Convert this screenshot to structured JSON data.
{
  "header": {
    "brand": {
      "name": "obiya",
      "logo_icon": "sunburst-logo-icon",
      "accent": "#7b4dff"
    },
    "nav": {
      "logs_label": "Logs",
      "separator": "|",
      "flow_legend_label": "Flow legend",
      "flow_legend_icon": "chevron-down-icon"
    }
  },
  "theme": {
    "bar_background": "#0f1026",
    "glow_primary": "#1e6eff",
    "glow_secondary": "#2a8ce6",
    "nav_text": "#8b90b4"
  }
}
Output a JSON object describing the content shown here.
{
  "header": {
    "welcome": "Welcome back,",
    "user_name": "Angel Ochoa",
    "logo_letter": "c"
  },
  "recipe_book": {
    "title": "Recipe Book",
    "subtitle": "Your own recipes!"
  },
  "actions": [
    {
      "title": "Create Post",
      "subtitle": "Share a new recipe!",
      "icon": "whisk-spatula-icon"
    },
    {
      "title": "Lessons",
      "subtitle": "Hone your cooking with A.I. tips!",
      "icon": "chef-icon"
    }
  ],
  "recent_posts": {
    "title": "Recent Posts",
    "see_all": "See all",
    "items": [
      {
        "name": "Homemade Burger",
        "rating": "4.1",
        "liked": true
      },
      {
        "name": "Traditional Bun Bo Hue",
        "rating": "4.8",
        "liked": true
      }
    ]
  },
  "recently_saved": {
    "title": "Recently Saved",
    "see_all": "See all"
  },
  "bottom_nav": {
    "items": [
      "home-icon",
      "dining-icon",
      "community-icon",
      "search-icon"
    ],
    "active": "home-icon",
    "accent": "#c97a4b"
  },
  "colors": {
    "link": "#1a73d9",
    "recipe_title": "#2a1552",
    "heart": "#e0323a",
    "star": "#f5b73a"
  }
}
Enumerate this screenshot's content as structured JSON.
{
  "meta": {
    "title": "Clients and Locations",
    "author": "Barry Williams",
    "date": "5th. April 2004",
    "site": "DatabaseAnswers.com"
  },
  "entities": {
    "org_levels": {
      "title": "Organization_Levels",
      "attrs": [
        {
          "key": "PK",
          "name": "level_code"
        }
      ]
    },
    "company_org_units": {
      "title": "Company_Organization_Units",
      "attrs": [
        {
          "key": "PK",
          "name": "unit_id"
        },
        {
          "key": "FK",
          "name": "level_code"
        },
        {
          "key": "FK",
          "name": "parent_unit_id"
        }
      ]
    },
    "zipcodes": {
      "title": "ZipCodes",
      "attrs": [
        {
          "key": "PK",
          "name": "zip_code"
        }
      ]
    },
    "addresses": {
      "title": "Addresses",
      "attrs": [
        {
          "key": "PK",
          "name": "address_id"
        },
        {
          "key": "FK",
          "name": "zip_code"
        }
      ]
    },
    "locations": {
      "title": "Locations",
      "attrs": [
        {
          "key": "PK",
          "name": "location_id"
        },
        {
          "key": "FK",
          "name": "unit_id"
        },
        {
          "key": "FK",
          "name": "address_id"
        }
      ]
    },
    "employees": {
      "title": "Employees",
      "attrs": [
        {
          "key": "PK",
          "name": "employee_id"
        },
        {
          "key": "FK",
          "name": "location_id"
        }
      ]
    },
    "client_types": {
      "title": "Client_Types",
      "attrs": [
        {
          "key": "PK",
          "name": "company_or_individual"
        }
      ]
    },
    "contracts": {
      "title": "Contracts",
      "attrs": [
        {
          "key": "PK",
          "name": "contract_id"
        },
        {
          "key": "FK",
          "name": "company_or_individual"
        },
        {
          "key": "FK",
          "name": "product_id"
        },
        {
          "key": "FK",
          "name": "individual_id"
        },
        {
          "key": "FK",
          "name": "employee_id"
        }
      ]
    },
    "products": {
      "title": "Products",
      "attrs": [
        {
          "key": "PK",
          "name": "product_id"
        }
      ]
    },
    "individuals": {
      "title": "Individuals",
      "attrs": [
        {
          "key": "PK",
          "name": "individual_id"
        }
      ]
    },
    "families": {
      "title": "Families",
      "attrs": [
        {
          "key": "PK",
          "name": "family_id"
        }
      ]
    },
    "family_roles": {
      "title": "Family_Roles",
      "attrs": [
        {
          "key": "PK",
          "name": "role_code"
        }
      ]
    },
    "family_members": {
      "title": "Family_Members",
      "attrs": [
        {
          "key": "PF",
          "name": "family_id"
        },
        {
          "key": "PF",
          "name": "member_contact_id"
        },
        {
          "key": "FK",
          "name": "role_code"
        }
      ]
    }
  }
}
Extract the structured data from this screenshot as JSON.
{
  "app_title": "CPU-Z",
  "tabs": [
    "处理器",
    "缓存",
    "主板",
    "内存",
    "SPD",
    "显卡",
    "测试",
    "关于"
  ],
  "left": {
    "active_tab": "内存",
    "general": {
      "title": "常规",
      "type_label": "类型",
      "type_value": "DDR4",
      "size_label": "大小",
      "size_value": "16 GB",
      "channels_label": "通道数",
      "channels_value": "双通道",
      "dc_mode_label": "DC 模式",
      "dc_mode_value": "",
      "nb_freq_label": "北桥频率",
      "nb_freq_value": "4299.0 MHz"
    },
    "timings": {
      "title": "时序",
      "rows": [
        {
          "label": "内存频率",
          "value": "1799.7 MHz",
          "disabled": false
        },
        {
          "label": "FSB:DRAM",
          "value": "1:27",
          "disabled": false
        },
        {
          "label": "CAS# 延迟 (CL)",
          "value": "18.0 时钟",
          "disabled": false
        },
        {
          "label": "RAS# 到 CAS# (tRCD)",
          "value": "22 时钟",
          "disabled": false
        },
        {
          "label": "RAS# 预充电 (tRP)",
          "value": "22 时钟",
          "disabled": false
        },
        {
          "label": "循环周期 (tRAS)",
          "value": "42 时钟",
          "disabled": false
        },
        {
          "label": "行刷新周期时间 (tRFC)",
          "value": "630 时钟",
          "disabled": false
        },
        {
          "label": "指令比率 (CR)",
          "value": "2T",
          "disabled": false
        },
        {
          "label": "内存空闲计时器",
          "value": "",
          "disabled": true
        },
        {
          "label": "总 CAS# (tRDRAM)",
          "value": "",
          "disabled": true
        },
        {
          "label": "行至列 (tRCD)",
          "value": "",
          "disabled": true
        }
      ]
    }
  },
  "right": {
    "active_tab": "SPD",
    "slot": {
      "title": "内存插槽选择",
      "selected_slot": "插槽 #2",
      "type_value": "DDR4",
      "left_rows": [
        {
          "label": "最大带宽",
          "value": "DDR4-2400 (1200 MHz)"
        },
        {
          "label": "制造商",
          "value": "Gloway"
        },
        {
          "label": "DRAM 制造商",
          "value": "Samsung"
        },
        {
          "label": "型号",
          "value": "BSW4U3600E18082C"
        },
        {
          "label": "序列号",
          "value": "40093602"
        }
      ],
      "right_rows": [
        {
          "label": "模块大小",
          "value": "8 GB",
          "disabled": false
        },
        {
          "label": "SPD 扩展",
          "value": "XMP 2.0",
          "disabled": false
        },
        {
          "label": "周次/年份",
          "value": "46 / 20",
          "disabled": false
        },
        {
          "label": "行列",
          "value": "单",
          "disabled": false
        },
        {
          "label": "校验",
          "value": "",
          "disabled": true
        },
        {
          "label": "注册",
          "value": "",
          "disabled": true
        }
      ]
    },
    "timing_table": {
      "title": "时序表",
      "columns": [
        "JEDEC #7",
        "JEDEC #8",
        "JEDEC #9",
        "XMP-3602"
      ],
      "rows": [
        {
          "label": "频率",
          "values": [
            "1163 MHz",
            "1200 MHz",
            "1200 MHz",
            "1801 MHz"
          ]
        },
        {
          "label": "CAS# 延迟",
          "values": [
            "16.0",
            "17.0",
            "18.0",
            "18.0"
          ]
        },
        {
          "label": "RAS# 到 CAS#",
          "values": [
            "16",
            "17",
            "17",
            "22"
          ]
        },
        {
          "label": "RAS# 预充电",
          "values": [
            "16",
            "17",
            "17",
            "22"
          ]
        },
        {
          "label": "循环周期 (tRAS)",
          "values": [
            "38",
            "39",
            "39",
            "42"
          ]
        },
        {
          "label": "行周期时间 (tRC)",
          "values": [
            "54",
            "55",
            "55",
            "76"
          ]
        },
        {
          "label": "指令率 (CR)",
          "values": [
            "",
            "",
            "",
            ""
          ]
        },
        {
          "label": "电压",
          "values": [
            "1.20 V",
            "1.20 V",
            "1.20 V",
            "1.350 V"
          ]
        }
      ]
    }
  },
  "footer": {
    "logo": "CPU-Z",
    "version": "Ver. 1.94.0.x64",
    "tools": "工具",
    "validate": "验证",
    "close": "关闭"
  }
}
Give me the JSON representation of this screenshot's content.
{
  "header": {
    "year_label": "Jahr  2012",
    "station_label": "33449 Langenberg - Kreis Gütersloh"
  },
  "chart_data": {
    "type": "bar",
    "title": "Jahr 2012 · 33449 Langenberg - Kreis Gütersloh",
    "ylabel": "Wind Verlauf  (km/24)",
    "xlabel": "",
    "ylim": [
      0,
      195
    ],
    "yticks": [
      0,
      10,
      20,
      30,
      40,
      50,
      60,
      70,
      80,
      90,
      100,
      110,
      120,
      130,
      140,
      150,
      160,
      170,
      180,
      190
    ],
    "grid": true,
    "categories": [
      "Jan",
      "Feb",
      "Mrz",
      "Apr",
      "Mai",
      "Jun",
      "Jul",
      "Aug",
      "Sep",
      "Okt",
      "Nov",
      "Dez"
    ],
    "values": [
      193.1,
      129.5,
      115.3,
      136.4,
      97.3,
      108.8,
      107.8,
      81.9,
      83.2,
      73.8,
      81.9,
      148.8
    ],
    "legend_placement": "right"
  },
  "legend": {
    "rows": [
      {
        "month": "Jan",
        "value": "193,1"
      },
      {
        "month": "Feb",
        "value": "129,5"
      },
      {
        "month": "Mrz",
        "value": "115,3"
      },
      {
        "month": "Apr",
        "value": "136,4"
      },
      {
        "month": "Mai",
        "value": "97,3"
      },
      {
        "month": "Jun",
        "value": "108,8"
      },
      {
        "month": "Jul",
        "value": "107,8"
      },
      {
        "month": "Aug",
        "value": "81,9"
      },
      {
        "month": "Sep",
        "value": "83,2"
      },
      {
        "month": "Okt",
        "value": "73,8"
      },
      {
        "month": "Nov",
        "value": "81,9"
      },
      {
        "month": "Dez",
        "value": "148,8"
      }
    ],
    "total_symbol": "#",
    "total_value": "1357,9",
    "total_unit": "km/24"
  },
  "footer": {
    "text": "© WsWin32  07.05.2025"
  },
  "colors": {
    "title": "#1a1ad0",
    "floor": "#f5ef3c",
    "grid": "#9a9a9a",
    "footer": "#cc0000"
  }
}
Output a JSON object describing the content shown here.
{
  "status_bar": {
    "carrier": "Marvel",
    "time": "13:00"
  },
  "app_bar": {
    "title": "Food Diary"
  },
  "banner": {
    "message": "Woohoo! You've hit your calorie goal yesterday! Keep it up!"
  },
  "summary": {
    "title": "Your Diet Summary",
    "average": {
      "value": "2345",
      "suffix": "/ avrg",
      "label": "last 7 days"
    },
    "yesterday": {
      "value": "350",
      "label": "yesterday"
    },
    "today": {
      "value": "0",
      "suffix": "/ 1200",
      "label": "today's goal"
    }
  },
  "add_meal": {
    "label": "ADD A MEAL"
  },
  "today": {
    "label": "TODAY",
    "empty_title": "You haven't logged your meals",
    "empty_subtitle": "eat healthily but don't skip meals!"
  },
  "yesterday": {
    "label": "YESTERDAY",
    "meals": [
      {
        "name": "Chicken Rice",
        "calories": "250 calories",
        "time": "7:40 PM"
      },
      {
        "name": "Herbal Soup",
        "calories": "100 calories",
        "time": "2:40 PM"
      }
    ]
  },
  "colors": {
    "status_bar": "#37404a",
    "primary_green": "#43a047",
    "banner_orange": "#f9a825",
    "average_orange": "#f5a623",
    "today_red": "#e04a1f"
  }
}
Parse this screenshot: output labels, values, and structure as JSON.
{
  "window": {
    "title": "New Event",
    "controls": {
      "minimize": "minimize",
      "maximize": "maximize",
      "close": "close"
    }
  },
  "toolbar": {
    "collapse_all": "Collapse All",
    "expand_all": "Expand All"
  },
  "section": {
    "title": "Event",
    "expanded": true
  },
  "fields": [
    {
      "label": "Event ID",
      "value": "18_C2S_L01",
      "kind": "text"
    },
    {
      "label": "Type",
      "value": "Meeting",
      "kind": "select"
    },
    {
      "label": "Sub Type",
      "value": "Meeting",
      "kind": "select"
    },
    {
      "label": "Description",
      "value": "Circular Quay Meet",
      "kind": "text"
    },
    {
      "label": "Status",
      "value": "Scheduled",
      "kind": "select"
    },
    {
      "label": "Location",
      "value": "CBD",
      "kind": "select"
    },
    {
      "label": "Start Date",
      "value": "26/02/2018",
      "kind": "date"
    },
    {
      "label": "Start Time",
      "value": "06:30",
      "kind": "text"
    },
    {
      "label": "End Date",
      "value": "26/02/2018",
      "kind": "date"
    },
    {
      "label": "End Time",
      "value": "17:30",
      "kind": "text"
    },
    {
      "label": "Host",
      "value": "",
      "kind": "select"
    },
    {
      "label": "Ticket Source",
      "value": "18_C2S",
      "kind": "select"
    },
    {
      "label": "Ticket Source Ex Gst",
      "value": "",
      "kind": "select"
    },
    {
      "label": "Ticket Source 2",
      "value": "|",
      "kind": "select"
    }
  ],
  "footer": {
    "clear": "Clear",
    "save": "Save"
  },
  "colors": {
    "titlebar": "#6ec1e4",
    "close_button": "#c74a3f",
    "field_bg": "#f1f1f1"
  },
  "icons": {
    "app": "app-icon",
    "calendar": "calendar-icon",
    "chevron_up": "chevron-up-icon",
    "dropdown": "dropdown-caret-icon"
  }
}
□ □ □ □ □
**Exercise**
Write out every line of the preceding listing that contains "Gütersloh".

**Worked answer**
    "station_label": "33449 Langenberg - Kreis Gütersloh"
    "title": "Jahr 2012 · 33449 Langenberg - Kreis Gütersloh",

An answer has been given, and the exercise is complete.